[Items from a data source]
§
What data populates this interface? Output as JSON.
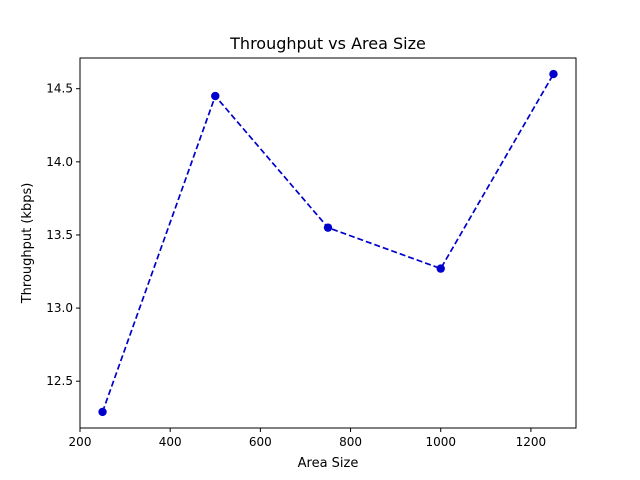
{
  "chart_data": {
    "type": "line",
    "title": "Throughput vs Area Size",
    "xlabel": "Area Size",
    "ylabel": "Throughput (kbps)",
    "xlim": [
      200,
      1300
    ],
    "ylim": [
      12.18,
      14.71
    ],
    "xticks": [
      200,
      400,
      600,
      800,
      1000,
      1200
    ],
    "xtick_labels": [
      "200",
      "400",
      "600",
      "800",
      "1000",
      "1200"
    ],
    "yticks": [
      12.5,
      13.0,
      13.5,
      14.0,
      14.5
    ],
    "ytick_labels": [
      "12.5",
      "13.0",
      "13.5",
      "14.0",
      "14.5"
    ],
    "grid": false,
    "series": [
      {
        "x": [
          250,
          500,
          750,
          1000,
          1250
        ],
        "y": [
          12.29,
          14.45,
          13.55,
          13.27,
          14.6
        ],
        "color": "#0000cc",
        "line_style": "dashed",
        "marker": "circle"
      }
    ]
  }
}
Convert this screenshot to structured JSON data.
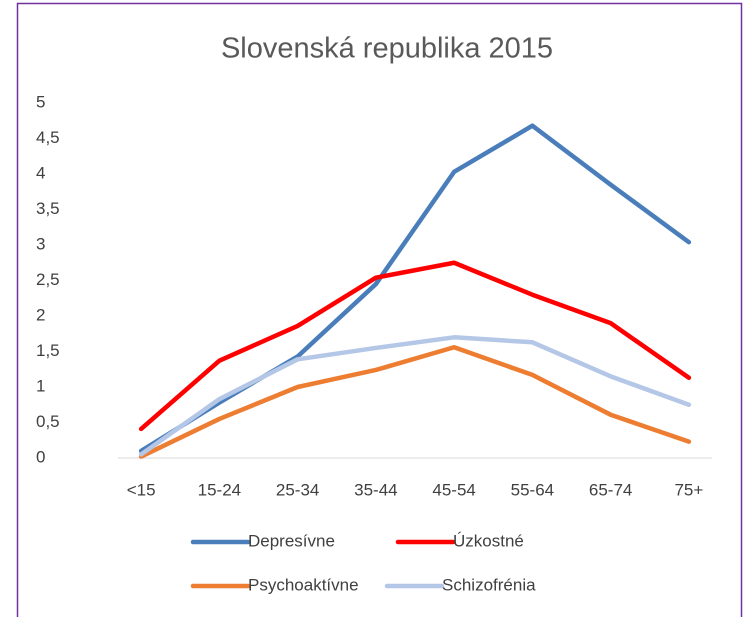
{
  "chart_data": {
    "type": "line",
    "title": "Slovenská republika 2015",
    "categories": [
      "<15",
      "15-24",
      "25-34",
      "35-44",
      "45-54",
      "55-64",
      "65-74",
      "75+"
    ],
    "series": [
      {
        "name": "Depresívne",
        "color": "#4a7ebb",
        "values": [
          0.1,
          0.78,
          1.43,
          2.45,
          4.03,
          4.68,
          3.85,
          3.04
        ]
      },
      {
        "name": "Úzkostné",
        "color": "#ff0000",
        "values": [
          0.41,
          1.37,
          1.86,
          2.54,
          2.75,
          2.3,
          1.9,
          1.13
        ]
      },
      {
        "name": "Psychoaktívne",
        "color": "#ed7d31",
        "values": [
          0.02,
          0.55,
          1.0,
          1.24,
          1.56,
          1.17,
          0.61,
          0.23
        ]
      },
      {
        "name": "Schizofrénia",
        "color": "#b4c7e7",
        "values": [
          0.05,
          0.83,
          1.39,
          1.55,
          1.7,
          1.63,
          1.15,
          0.75
        ]
      }
    ],
    "ylim": [
      0,
      5
    ],
    "yticks": [
      0,
      {
        "value": 0.5,
        "label": "0,5"
      },
      1,
      {
        "value": 1.5,
        "label": "1,5"
      },
      2,
      {
        "value": 2.5,
        "label": "2,5"
      },
      3,
      {
        "value": 3.5,
        "label": "3,5"
      },
      4,
      {
        "value": 4.5,
        "label": "4,5"
      },
      5
    ],
    "grid": false,
    "legend": "bottom"
  }
}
§
▶ _Job_:
Copy the listing exactly. Any image in it stays out of the copy.

▶ _Answer to this task_:
What data populates this interface? Output as JSON.
{
  "chart_data": {
    "type": "line",
    "title": "Throughput vs Area Size",
    "xlabel": "Area Size",
    "ylabel": "Throughput (kbps)",
    "xlim": [
      200,
      1300
    ],
    "ylim": [
      12.18,
      14.71
    ],
    "xticks": [
      200,
      400,
      600,
      800,
      1000,
      1200
    ],
    "xtick_labels": [
      "200",
      "400",
      "600",
      "800",
      "1000",
      "1200"
    ],
    "yticks": [
      12.5,
      13.0,
      13.5,
      14.0,
      14.5
    ],
    "ytick_labels": [
      "12.5",
      "13.0",
      "13.5",
      "14.0",
      "14.5"
    ],
    "grid": false,
    "series": [
      {
        "x": [
          250,
          500,
          750,
          1000,
          1250
        ],
        "y": [
          12.29,
          14.45,
          13.55,
          13.27,
          14.6
        ],
        "color": "#0000cc",
        "line_style": "dashed",
        "marker": "circle"
      }
    ]
  }
}
Convert this screenshot to structured JSON data.
{
  "chart_data": {
    "type": "line",
    "title": "Slovenská republika 2015",
    "categories": [
      "<15",
      "15-24",
      "25-34",
      "35-44",
      "45-54",
      "55-64",
      "65-74",
      "75+"
    ],
    "series": [
      {
        "name": "Depresívne",
        "color": "#4a7ebb",
        "values": [
          0.1,
          0.78,
          1.43,
          2.45,
          4.03,
          4.68,
          3.85,
          3.04
        ]
      },
      {
        "name": "Úzkostné",
        "color": "#ff0000",
        "values": [
          0.41,
          1.37,
          1.86,
          2.54,
          2.75,
          2.3,
          1.9,
          1.13
        ]
      },
      {
        "name": "Psychoaktívne",
        "color": "#ed7d31",
        "values": [
          0.02,
          0.55,
          1.0,
          1.24,
          1.56,
          1.17,
          0.61,
          0.23
        ]
      },
      {
        "name": "Schizofrénia",
        "color": "#b4c7e7",
        "values": [
          0.05,
          0.83,
          1.39,
          1.55,
          1.7,
          1.63,
          1.15,
          0.75
        ]
      }
    ],
    "ylim": [
      0,
      5
    ],
    "yticks": [
      0,
      {
        "value": 0.5,
        "label": "0,5"
      },
      1,
      {
        "value": 1.5,
        "label": "1,5"
      },
      2,
      {
        "value": 2.5,
        "label": "2,5"
      },
      3,
      {
        "value": 3.5,
        "label": "3,5"
      },
      4,
      {
        "value": 4.5,
        "label": "4,5"
      },
      5
    ],
    "grid": false,
    "legend": "bottom"
  }
}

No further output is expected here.